# WHAT YOU HAVE TO DO:
Reproduce all the entries exactly and keep the pictures out.

# SUPPLIED RECORDS:
----------
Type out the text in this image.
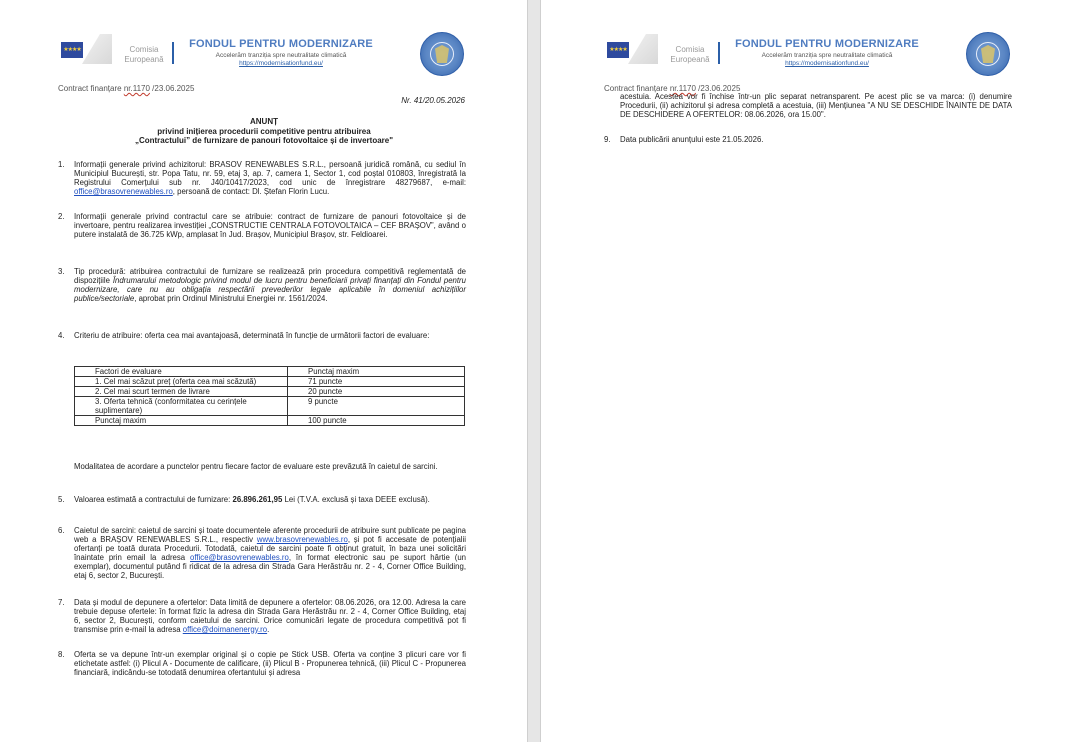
★★★★	Comisia
Europeană
FONDUL PENTRU MODERNIZARE
Accelerăm tranziția spre neutralitate climatică
https://modernisationfund.eu/
Contract finanțare nr.1170 /23.06.2025
Nr. 41/20.05.2026
ANUNȚ
privind inițierea procedurii competitive pentru atribuirea
„Contractului” de furnizare de panouri fotovoltaice și de invertoare"
1. Informații generale privind achizitorul: BRASOV RENEWABLES S.R.L., persoană juridică română, cu sediul în Municipiul București, str. Popa Tatu, nr. 59, etaj 3, ap. 7, camera 1, Sector 1, cod poștal 010803, înregistrată la Registrului Comerțului sub nr. J40/10417/2023, cod unic de înregistrare 48279687, e-mail: office@brasovrenewables.ro, persoană de contact: Dl. Ștefan Florin Lucu.
2. Informații generale privind contractul care se atribuie: contract de furnizare de panouri fotovoltaice și de invertoare, pentru realizarea investiției „CONSTRUCTIE CENTRALA FOTOVOLTAICA – CEF BRAȘOV”, având o putere instalată de 36.725 kWp, amplasat în Jud. Brașov, Municipiul Brașov, str. Feldioarei.
3. Tip procedură: atribuirea contractului de furnizare se realizează prin procedura competitivă reglementată de dispozițiile Îndrumarului metodologic privind modul de lucru pentru beneficiarii privați finanțați din Fondul pentru modernizare, care nu au obligația respectării prevederilor legale aplicabile în domeniul achizițiilor publice/sectoriale, aprobat prin Ordinul Ministrului Energiei nr. 1561/2024.
4. Criteriu de atribuire: oferta cea mai avantajoasă, determinată în funcție de următorii factori de evaluare:
Factori de evaluare	Punctaj maxim
1. Cel mai scăzut preț (oferta cea mai scăzută)	71 puncte
2. Cel mai scurt termen de livrare	20 puncte
3. Oferta tehnică (conformitatea cu cerințele suplimentare)	9 puncte
Punctaj maxim	100 puncte
Modalitatea de acordare a punctelor pentru fiecare factor de evaluare este prevăzută în caietul de sarcini.
5. Valoarea estimată a contractului de furnizare: 26.896.261,95 Lei (T.V.A. exclusă și taxa DEEE exclusă).
6. Caietul de sarcini: caietul de sarcini și toate documentele aferente procedurii de atribuire sunt publicate pe pagina web a BRAȘOV RENEWABLES S.R.L., respectiv www.brasovrenewables.ro, și pot fi accesate de potențialii ofertanți pe toată durata Procedurii. Totodată, caietul de sarcini poate fi obținut gratuit, în baza unei solicitări înaintate prin email la adresa office@brasovrenewables.ro, în format electronic sau pe suport hârtie (un exemplar), documentul putând fi ridicat de la adresa din Strada Gara Herăstrău nr. 2 - 4, Corner Office Building, etaj 6, sector 2, București.
7. Data și modul de depunere a ofertelor: Data limită de depunere a ofertelor: 08.06.2026, ora 12.00. Adresa la care trebuie depuse ofertele: în format fizic la adresa din Strada Gara Herăstrău nr. 2 - 4, Corner Office Building, etaj 6, sector 2, București, conform caietului de sarcini. Orice comunicări legate de procedura competitivă pot fi transmise prin e-mail la adresa office@doimanenergy.ro.
8. Oferta se va depune într-un exemplar original și o copie pe Stick USB. Oferta va conține 3 plicuri care vor fi etichetate astfel: (i) Plicul A - Documente de calificare, (ii) Plicul B - Propunerea tehnică, (iii) Plicul C - Propunerea financiară, indicându-se totodată denumirea ofertantului și adresa
★★★★	Comisia
Europeană
FONDUL PENTRU MODERNIZARE
Accelerăm tranziția spre neutralitate climatică
https://modernisationfund.eu/
Contract finanțare nr.1170 /23.06.2025
acestuia. Acestea vor fi închise într-un plic separat netransparent. Pe acest plic se va marca: (i) denumire Procedurii, (ii) achizitorul și adresa completă a acestuia, (iii) Mențiunea "A NU SE DESCHIDE ÎNAINTE DE DATA DE DESCHIDERE A OFERTELOR: 08.06.2026, ora 15.00".
9. Data publicării anunțului este 21.05.2026.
----------
# RESPONSE TO THIS TASK:
Type out the text in this image.
★★★★	Comisia
Europeană
FONDUL PENTRU MODERNIZARE
Accelerăm tranziția spre neutralitate climatică
https://modernisationfund.eu/
Contract finanțare nr.1170 /23.06.2025
Nr. 41/20.05.2026
ANUNȚ
privind inițierea procedurii competitive pentru atribuirea
„Contractului” de furnizare de panouri fotovoltaice și de invertoare"
1. Informații generale privind achizitorul: BRASOV RENEWABLES S.R.L., persoană juridică română, cu sediul în Municipiul București, str. Popa Tatu, nr. 59, etaj 3, ap. 7, camera 1, Sector 1, cod poștal 010803, înregistrată la Registrului Comerțului sub nr. J40/10417/2023, cod unic de înregistrare 48279687, e-mail: office@brasovrenewables.ro, persoană de contact: Dl. Ștefan Florin Lucu.
2. Informații generale privind contractul care se atribuie: contract de furnizare de panouri fotovoltaice și de invertoare, pentru realizarea investiției „CONSTRUCTIE CENTRALA FOTOVOLTAICA – CEF BRAȘOV”, având o putere instalată de 36.725 kWp, amplasat în Jud. Brașov, Municipiul Brașov, str. Feldioarei.
3. Tip procedură: atribuirea contractului de furnizare se realizează prin procedura competitivă reglementată de dispozițiile Îndrumarului metodologic privind modul de lucru pentru beneficiarii privați finanțați din Fondul pentru modernizare, care nu au obligația respectării prevederilor legale aplicabile în domeniul achizițiilor publice/sectoriale, aprobat prin Ordinul Ministrului Energiei nr. 1561/2024.
4. Criteriu de atribuire: oferta cea mai avantajoasă, determinată în funcție de următorii factori de evaluare:
Factori de evaluare	Punctaj maxim
1. Cel mai scăzut preț (oferta cea mai scăzută)	71 puncte
2. Cel mai scurt termen de livrare	20 puncte
3. Oferta tehnică (conformitatea cu cerințele suplimentare)	9 puncte
Punctaj maxim	100 puncte
Modalitatea de acordare a punctelor pentru fiecare factor de evaluare este prevăzută în caietul de sarcini.
5. Valoarea estimată a contractului de furnizare: 26.896.261,95 Lei (T.V.A. exclusă și taxa DEEE exclusă).
6. Caietul de sarcini: caietul de sarcini și toate documentele aferente procedurii de atribuire sunt publicate pe pagina web a BRAȘOV RENEWABLES S.R.L., respectiv www.brasovrenewables.ro, și pot fi accesate de potențialii ofertanți pe toată durata Procedurii. Totodată, caietul de sarcini poate fi obținut gratuit, în baza unei solicitări înaintate prin email la adresa office@brasovrenewables.ro, în format electronic sau pe suport hârtie (un exemplar), documentul putând fi ridicat de la adresa din Strada Gara Herăstrău nr. 2 - 4, Corner Office Building, etaj 6, sector 2, București.
7. Data și modul de depunere a ofertelor: Data limită de depunere a ofertelor: 08.06.2026, ora 12.00. Adresa la care trebuie depuse ofertele: în format fizic la adresa din Strada Gara Herăstrău nr. 2 - 4, Corner Office Building, etaj 6, sector 2, București, conform caietului de sarcini. Orice comunicări legate de procedura competitivă pot fi transmise prin e-mail la adresa office@doimanenergy.ro.
8. Oferta se va depune într-un exemplar original și o copie pe Stick USB. Oferta va conține 3 plicuri care vor fi etichetate astfel: (i) Plicul A - Documente de calificare, (ii) Plicul B - Propunerea tehnică, (iii) Plicul C - Propunerea financiară, indicându-se totodată denumirea ofertantului și adresa
★★★★	Comisia
Europeană
FONDUL PENTRU MODERNIZARE
Accelerăm tranziția spre neutralitate climatică
https://modernisationfund.eu/
Contract finanțare nr.1170 /23.06.2025
acestuia. Acestea vor fi închise într-un plic separat netransparent. Pe acest plic se va marca: (i) denumire Procedurii, (ii) achizitorul și adresa completă a acestuia, (iii) Mențiunea "A NU SE DESCHIDE ÎNAINTE DE DATA DE DESCHIDERE A OFERTELOR: 08.06.2026, ora 15.00".
9. Data publicării anunțului este 21.05.2026.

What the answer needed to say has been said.